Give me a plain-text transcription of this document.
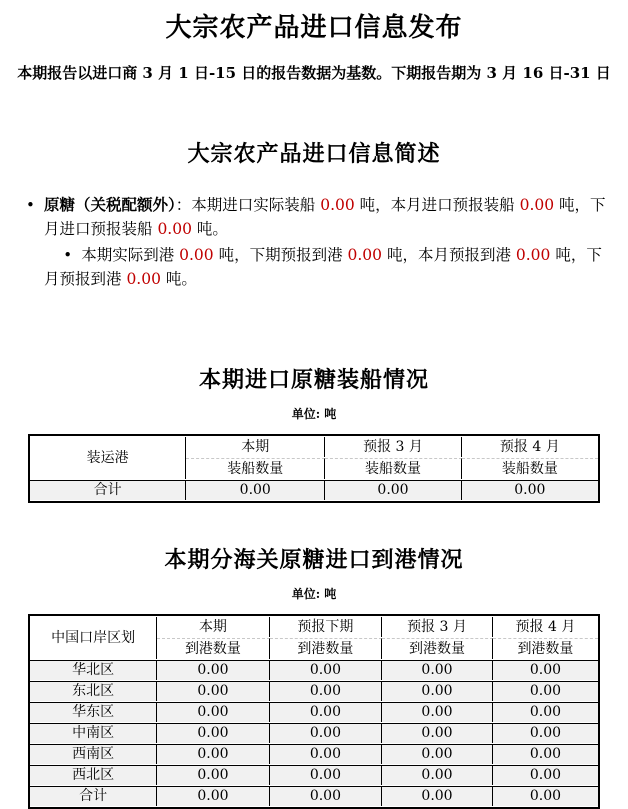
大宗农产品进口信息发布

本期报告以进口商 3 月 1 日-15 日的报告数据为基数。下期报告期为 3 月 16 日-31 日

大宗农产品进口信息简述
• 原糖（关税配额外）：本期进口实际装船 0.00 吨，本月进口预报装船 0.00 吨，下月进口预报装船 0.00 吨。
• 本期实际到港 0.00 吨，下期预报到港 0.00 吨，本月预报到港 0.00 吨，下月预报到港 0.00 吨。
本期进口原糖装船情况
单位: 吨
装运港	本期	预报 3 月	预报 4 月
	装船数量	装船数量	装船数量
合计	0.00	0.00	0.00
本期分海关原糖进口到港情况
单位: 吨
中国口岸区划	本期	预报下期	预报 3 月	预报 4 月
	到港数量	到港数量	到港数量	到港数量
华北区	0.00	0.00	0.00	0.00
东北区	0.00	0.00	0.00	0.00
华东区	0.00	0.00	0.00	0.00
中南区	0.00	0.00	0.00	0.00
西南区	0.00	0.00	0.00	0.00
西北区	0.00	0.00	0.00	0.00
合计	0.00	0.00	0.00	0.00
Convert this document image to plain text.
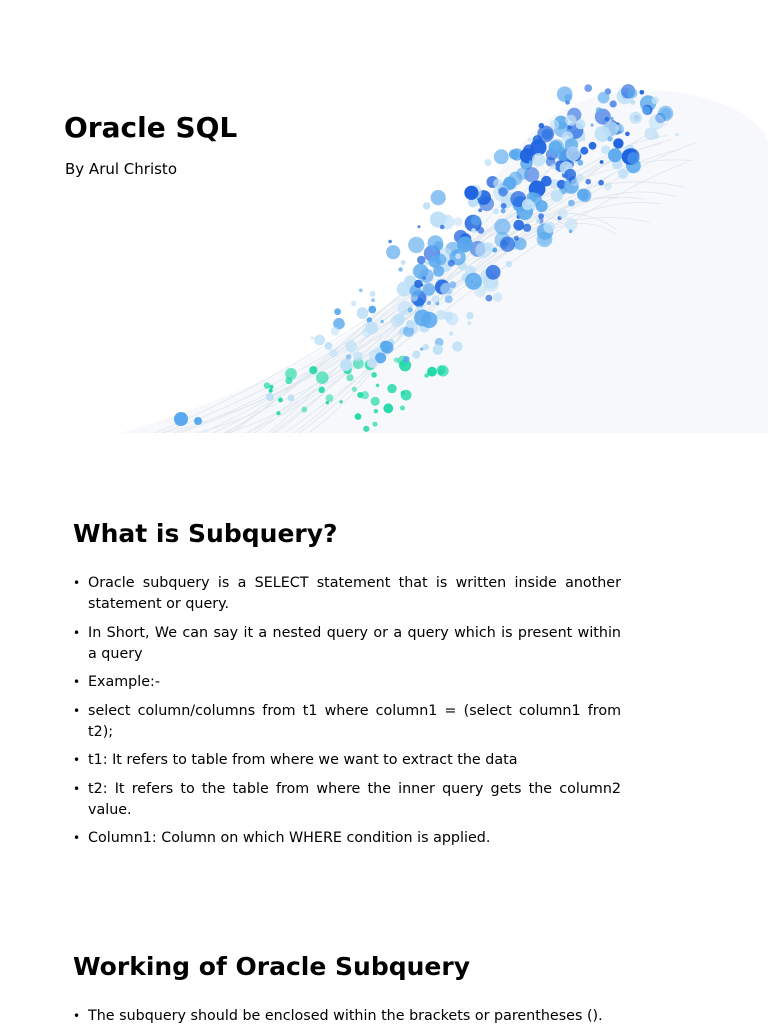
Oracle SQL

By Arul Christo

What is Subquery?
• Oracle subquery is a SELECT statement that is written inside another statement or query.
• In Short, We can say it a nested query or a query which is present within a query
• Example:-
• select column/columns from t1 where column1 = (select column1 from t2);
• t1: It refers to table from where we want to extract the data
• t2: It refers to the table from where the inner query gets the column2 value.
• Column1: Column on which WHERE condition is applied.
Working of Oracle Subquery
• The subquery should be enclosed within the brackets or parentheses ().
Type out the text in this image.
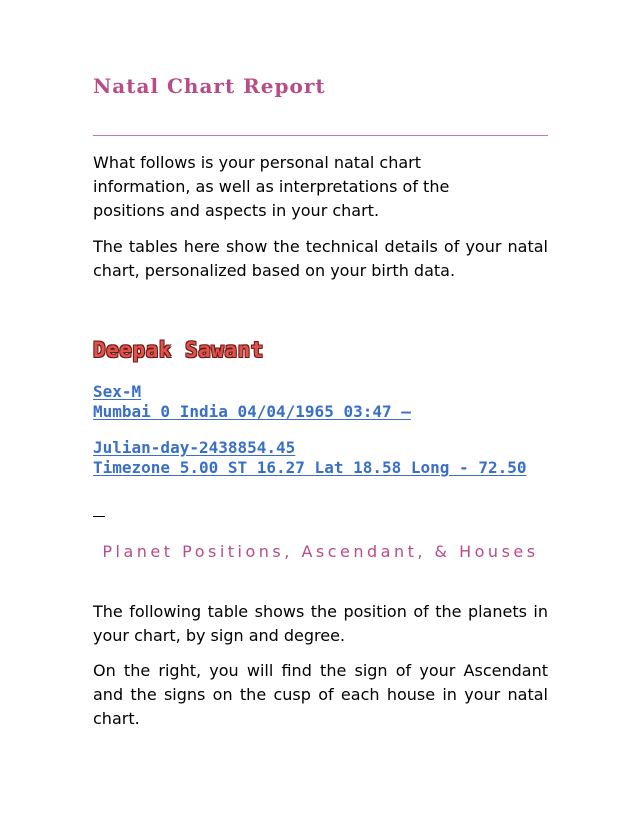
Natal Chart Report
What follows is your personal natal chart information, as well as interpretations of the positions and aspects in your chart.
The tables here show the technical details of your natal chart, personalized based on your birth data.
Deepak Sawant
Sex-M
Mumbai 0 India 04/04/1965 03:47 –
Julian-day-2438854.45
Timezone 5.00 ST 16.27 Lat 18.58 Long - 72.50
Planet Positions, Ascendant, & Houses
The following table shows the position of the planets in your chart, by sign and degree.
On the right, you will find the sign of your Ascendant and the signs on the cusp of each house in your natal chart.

=-=-=

Pick out each line that holds the string "refers".

THE REPLY:
• t1: It refers to table from where we want to extract the data
• t2: It refers to the table from where the inner query gets the column2 value.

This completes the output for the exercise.